===== Task inputs
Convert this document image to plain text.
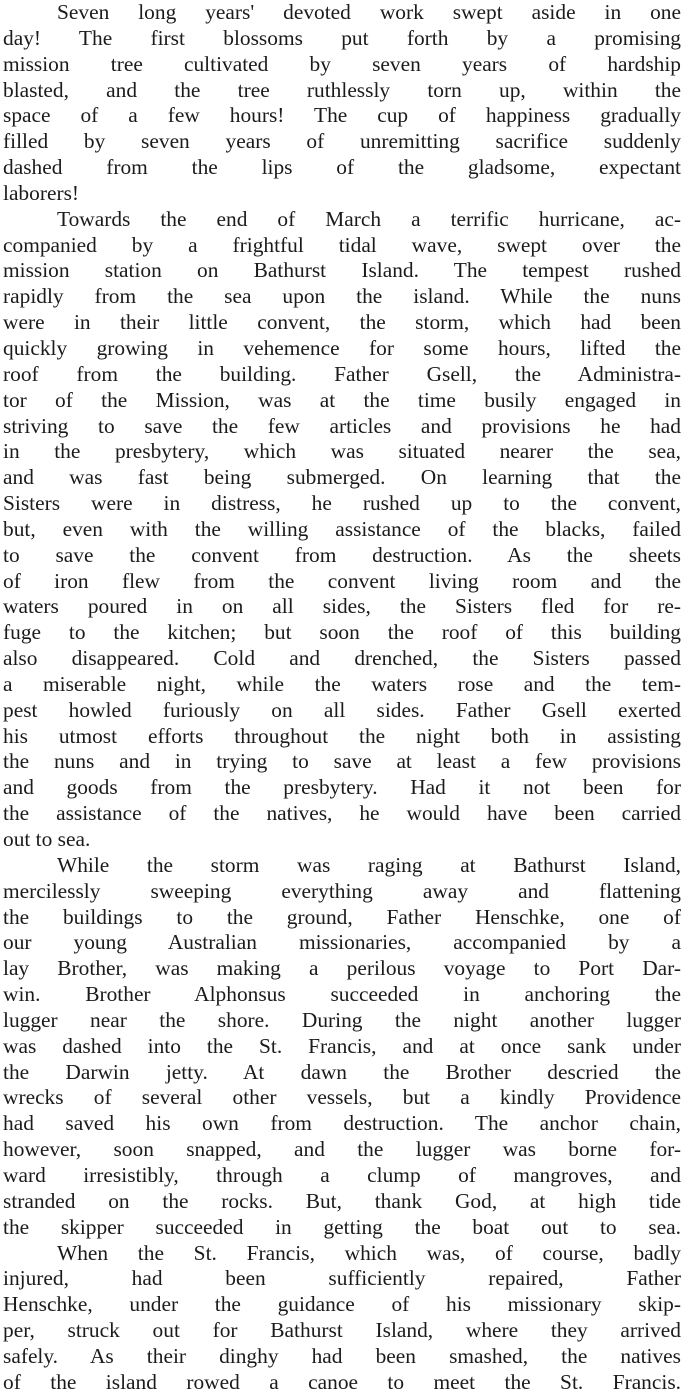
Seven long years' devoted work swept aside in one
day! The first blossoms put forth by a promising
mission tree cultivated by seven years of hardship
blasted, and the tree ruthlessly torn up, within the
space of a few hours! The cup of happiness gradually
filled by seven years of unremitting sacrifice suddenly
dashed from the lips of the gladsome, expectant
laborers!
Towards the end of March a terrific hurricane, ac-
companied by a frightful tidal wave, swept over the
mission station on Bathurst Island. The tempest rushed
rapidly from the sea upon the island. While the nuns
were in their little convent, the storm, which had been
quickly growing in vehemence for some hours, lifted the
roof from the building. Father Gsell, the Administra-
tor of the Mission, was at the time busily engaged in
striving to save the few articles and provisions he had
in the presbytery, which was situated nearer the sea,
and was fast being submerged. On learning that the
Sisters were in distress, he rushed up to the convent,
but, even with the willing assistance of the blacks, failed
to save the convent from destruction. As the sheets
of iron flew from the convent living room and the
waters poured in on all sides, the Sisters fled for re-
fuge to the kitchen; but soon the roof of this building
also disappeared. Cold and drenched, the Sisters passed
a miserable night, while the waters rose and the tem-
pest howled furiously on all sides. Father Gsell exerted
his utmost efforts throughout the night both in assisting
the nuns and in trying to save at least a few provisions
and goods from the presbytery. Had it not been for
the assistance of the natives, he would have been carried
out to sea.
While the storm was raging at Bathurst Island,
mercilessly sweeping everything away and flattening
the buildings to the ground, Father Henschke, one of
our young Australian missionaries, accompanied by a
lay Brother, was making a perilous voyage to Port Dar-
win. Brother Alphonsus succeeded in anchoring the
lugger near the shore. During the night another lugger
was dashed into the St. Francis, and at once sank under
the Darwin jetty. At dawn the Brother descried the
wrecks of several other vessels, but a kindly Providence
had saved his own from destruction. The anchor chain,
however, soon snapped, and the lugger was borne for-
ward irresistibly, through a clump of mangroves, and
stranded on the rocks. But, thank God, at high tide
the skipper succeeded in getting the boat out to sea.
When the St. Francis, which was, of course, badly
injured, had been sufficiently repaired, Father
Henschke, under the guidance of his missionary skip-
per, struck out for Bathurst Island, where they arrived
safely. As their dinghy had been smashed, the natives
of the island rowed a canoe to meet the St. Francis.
==========
Your task is to list each line of the records with the word "swept".

Seven long years' devoted work swept aside in one
companied by a frightful tidal wave, swept over the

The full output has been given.